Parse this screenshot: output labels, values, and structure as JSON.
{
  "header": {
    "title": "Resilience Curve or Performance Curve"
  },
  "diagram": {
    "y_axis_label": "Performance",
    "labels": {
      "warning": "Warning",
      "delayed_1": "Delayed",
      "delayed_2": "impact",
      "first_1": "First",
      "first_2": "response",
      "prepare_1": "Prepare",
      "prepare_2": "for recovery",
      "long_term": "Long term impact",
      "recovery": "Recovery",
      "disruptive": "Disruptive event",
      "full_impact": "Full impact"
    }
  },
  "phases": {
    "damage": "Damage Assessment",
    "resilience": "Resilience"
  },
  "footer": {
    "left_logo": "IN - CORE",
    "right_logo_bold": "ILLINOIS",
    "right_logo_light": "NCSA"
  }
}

---

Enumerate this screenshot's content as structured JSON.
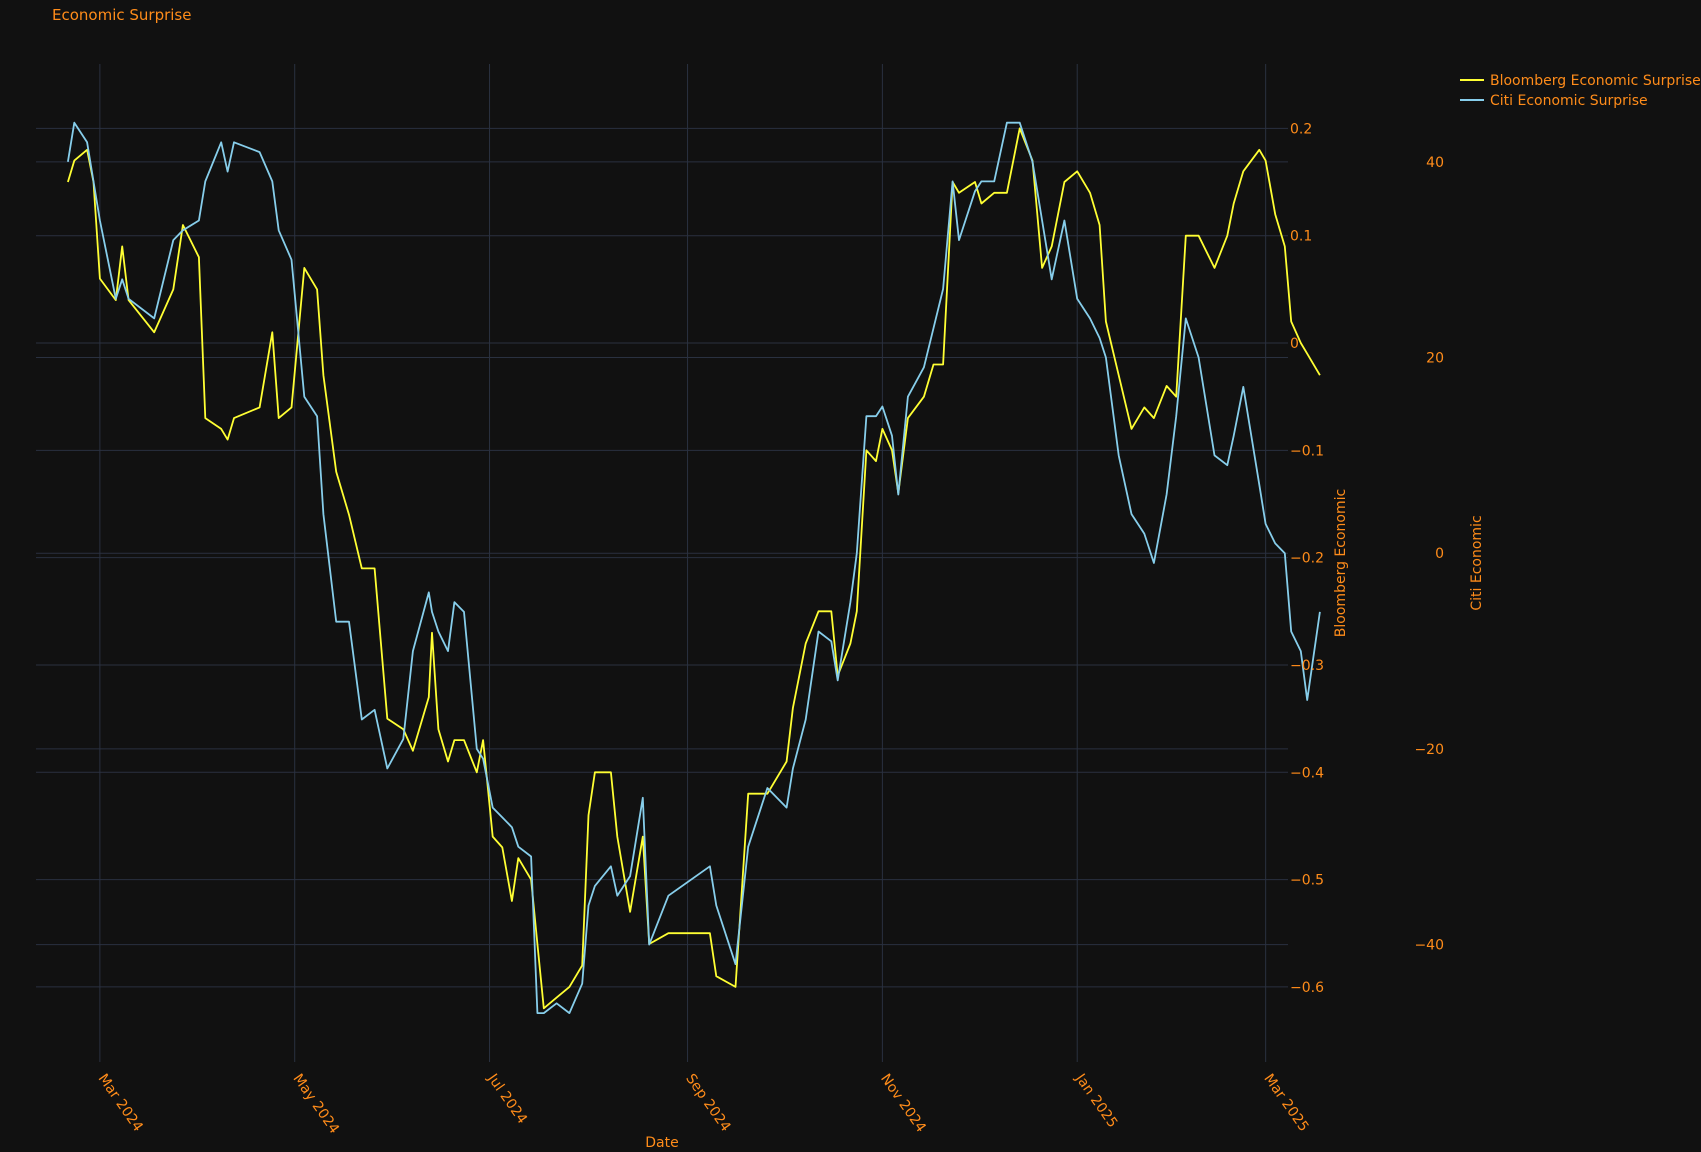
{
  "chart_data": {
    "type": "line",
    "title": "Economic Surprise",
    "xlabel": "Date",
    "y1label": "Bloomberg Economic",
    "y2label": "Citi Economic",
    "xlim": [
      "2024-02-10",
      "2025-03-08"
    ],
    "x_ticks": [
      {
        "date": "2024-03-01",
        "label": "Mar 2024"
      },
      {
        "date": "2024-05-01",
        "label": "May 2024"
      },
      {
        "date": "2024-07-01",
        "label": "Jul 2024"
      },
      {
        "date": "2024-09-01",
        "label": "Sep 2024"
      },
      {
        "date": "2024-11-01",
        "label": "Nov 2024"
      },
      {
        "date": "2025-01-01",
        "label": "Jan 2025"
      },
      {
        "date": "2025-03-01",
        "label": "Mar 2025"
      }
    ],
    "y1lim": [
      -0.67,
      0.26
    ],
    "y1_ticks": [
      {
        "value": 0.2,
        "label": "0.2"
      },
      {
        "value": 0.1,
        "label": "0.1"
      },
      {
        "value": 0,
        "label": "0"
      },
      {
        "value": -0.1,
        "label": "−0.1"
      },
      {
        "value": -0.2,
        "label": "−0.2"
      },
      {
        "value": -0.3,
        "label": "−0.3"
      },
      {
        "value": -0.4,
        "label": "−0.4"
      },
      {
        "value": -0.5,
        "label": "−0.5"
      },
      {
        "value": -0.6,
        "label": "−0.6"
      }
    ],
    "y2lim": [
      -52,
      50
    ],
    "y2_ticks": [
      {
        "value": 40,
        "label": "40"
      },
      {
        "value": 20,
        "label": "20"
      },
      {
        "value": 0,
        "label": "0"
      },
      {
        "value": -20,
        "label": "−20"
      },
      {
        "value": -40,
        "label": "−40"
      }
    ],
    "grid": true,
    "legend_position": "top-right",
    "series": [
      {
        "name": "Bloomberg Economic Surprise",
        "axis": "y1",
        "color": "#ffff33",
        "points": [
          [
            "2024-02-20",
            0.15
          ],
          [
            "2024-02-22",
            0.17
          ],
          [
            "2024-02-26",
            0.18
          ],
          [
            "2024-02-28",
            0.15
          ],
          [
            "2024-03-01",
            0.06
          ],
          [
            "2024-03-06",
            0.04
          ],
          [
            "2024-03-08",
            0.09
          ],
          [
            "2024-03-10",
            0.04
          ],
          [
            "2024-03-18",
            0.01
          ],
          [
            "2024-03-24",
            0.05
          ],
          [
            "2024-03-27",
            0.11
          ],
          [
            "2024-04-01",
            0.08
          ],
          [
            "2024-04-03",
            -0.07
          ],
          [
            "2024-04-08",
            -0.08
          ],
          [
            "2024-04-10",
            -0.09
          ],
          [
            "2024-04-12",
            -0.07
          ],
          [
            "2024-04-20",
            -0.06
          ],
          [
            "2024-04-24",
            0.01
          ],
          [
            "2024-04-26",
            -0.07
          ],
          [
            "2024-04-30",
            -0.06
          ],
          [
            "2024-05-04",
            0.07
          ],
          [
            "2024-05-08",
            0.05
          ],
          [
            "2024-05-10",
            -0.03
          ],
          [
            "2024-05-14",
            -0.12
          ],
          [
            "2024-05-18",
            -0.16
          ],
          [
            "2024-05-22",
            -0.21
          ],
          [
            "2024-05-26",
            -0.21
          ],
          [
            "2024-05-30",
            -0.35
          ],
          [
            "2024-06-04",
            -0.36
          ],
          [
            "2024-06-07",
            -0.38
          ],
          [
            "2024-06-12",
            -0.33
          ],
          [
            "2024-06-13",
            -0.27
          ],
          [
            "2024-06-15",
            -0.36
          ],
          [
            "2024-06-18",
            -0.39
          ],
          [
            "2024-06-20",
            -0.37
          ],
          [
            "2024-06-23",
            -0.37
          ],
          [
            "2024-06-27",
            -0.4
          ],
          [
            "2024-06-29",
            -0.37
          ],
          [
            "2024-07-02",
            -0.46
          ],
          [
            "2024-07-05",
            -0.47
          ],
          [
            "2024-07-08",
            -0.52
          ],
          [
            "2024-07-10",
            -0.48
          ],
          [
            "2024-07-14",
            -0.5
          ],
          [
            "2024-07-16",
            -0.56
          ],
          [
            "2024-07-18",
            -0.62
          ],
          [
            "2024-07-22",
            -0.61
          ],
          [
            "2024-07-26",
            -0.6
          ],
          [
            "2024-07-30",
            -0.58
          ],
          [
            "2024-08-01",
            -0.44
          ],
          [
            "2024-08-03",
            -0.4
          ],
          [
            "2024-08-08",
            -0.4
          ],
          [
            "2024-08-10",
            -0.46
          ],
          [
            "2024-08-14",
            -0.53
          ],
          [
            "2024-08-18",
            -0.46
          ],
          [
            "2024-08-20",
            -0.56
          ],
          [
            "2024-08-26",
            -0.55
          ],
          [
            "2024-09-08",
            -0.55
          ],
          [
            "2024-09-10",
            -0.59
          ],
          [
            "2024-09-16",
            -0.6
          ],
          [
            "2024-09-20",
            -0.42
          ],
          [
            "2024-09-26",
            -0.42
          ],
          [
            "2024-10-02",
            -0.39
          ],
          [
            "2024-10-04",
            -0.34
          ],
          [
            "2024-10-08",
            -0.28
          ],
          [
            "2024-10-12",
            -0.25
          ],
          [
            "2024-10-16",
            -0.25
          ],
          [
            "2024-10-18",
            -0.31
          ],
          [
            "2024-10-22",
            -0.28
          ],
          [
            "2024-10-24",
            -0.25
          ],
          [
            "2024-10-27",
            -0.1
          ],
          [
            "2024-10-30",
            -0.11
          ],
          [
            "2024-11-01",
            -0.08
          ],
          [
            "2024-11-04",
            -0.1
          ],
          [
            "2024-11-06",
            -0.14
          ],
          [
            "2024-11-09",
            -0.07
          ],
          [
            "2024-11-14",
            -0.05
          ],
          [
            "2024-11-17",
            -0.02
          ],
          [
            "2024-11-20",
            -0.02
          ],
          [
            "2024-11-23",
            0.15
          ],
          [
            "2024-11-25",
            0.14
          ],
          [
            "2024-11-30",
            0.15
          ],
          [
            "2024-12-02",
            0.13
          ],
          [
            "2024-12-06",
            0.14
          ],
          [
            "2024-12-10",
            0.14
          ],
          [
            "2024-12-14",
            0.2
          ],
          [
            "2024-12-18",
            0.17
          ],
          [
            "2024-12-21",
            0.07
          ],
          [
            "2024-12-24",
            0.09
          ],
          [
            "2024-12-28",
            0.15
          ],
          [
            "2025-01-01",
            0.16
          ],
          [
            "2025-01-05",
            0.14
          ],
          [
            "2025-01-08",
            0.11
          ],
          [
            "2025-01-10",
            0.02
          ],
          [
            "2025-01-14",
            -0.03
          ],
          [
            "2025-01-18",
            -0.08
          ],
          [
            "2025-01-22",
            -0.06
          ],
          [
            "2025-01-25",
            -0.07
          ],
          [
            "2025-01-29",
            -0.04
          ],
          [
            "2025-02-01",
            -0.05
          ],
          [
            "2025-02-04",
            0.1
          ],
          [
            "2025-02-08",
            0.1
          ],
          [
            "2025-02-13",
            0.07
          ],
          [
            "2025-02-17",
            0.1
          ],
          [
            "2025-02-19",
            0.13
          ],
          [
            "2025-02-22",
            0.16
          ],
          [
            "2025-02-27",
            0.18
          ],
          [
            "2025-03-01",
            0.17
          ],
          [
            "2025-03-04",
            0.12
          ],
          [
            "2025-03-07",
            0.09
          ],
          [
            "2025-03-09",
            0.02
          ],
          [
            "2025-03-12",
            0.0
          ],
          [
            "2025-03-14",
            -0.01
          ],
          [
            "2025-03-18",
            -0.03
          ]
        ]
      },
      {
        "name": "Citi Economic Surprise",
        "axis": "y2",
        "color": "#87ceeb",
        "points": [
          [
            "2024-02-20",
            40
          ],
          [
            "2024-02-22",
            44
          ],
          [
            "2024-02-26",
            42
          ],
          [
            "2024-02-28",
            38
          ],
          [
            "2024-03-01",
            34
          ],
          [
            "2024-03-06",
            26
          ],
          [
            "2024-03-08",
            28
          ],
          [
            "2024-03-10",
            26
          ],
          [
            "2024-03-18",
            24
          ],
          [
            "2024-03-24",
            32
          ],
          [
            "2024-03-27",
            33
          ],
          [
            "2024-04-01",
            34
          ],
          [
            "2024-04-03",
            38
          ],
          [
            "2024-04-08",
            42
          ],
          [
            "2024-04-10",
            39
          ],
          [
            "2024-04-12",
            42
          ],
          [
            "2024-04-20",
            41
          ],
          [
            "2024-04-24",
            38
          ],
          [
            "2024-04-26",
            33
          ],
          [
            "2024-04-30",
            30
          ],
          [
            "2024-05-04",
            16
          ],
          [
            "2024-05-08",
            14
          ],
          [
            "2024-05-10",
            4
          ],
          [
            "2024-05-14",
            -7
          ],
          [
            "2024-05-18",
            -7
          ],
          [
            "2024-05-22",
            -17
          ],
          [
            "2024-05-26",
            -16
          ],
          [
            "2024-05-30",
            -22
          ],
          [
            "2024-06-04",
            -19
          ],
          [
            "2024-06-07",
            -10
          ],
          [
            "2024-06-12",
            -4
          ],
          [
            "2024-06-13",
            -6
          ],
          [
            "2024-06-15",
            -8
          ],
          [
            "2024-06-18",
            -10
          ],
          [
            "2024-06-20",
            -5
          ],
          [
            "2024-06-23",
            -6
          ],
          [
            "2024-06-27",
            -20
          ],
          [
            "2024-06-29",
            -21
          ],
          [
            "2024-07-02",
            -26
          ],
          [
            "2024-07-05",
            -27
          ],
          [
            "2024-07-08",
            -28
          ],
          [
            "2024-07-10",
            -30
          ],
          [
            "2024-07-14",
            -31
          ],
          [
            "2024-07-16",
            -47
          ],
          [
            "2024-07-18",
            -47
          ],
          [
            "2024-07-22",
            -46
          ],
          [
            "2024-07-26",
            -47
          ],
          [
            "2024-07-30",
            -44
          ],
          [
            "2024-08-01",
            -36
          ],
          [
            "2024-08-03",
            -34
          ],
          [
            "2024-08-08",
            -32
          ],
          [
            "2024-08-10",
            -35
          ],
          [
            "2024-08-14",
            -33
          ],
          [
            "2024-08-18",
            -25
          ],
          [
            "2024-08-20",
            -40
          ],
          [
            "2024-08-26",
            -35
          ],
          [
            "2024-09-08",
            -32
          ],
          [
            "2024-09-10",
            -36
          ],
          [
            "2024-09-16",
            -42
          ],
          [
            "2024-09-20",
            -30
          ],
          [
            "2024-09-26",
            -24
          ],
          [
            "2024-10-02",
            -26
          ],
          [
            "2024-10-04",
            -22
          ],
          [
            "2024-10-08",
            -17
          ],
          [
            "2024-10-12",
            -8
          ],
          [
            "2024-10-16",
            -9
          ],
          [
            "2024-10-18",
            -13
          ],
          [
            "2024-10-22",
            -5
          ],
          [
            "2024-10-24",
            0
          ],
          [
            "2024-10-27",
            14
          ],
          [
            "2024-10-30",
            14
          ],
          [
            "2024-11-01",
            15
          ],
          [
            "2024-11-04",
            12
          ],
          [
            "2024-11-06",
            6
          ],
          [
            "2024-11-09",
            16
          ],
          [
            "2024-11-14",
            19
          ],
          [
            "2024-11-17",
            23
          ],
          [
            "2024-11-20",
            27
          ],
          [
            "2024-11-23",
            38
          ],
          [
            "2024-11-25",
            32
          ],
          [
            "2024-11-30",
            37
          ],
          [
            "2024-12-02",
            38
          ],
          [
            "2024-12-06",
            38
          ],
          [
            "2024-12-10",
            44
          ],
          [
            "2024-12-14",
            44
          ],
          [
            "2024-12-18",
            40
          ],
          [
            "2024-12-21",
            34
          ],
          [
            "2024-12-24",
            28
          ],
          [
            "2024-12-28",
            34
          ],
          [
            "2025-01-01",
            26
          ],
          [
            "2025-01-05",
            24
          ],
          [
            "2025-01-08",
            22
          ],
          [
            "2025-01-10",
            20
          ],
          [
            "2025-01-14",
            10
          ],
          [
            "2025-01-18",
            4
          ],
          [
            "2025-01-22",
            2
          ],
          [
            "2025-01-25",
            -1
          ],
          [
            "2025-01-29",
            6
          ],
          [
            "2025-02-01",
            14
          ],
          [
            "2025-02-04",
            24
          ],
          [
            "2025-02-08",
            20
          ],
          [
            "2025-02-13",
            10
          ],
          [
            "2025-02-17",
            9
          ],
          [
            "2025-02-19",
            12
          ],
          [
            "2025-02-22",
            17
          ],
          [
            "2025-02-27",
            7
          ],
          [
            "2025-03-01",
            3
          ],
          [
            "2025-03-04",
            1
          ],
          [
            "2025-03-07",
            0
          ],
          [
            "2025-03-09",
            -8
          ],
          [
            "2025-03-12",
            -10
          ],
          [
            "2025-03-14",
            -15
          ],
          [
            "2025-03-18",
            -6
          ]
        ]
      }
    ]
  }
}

Work required: Copy every line of the material in which the word "this" occurs.

The response:
Parse this screenshot: output labels, values, and structure as JSON.
Enumerate this screenshot's content as structured JSON.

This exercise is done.